DO THIS = Transcribe the listing word for word.

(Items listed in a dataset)
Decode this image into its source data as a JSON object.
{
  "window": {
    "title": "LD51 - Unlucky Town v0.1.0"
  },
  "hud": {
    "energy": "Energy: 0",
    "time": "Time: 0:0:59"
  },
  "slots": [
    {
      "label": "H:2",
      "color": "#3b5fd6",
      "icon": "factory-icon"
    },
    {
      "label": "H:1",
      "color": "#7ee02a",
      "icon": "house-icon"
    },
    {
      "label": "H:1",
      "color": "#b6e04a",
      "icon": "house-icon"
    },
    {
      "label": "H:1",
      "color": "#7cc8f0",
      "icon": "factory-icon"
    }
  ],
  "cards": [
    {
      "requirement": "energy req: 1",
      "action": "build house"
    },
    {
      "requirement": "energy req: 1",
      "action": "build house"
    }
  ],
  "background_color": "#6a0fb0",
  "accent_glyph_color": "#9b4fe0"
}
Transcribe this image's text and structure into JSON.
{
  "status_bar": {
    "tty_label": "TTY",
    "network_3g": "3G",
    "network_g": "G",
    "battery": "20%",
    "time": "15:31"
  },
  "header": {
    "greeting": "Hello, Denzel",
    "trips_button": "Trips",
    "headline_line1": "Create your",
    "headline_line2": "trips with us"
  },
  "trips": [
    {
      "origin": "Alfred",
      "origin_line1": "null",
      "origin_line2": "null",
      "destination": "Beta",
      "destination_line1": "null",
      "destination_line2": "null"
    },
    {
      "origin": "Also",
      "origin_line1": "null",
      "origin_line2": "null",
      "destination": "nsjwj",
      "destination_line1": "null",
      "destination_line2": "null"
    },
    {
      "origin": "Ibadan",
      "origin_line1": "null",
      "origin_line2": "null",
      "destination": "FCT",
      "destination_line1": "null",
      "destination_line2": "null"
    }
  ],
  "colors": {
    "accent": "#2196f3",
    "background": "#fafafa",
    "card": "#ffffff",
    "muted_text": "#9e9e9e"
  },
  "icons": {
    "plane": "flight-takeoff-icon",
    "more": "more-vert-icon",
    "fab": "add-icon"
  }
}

WRITTEN RESPONSE =
Decode this image into its source data as a JSON object.
{
  "window": {
    "title": "LD51 - Unlucky Town v0.1.0"
  },
  "hud": {
    "energy": "Energy: 0",
    "time": "Time: 0:0:59"
  },
  "slots": [
    {
      "label": "H:2",
      "color": "#3b5fd6",
      "icon": "factory-icon"
    },
    {
      "label": "H:1",
      "color": "#7ee02a",
      "icon": "house-icon"
    },
    {
      "label": "H:1",
      "color": "#b6e04a",
      "icon": "house-icon"
    },
    {
      "label": "H:1",
      "color": "#7cc8f0",
      "icon": "factory-icon"
    }
  ],
  "cards": [
    {
      "requirement": "energy req: 1",
      "action": "build house"
    },
    {
      "requirement": "energy req: 1",
      "action": "build house"
    }
  ],
  "background_color": "#6a0fb0",
  "accent_glyph_color": "#9b4fe0"
}
Transcribe this image's text and structure into JSON.
{
  "status_bar": {
    "tty_label": "TTY",
    "network_3g": "3G",
    "network_g": "G",
    "battery": "20%",
    "time": "15:31"
  },
  "header": {
    "greeting": "Hello, Denzel",
    "trips_button": "Trips",
    "headline_line1": "Create your",
    "headline_line2": "trips with us"
  },
  "trips": [
    {
      "origin": "Alfred",
      "origin_line1": "null",
      "origin_line2": "null",
      "destination": "Beta",
      "destination_line1": "null",
      "destination_line2": "null"
    },
    {
      "origin": "Also",
      "origin_line1": "null",
      "origin_line2": "null",
      "destination": "nsjwj",
      "destination_line1": "null",
      "destination_line2": "null"
    },
    {
      "origin": "Ibadan",
      "origin_line1": "null",
      "origin_line2": "null",
      "destination": "FCT",
      "destination_line1": "null",
      "destination_line2": "null"
    }
  ],
  "colors": {
    "accent": "#2196f3",
    "background": "#fafafa",
    "card": "#ffffff",
    "muted_text": "#9e9e9e"
  },
  "icons": {
    "plane": "flight-takeoff-icon",
    "more": "more-vert-icon",
    "fab": "add-icon"
  }
}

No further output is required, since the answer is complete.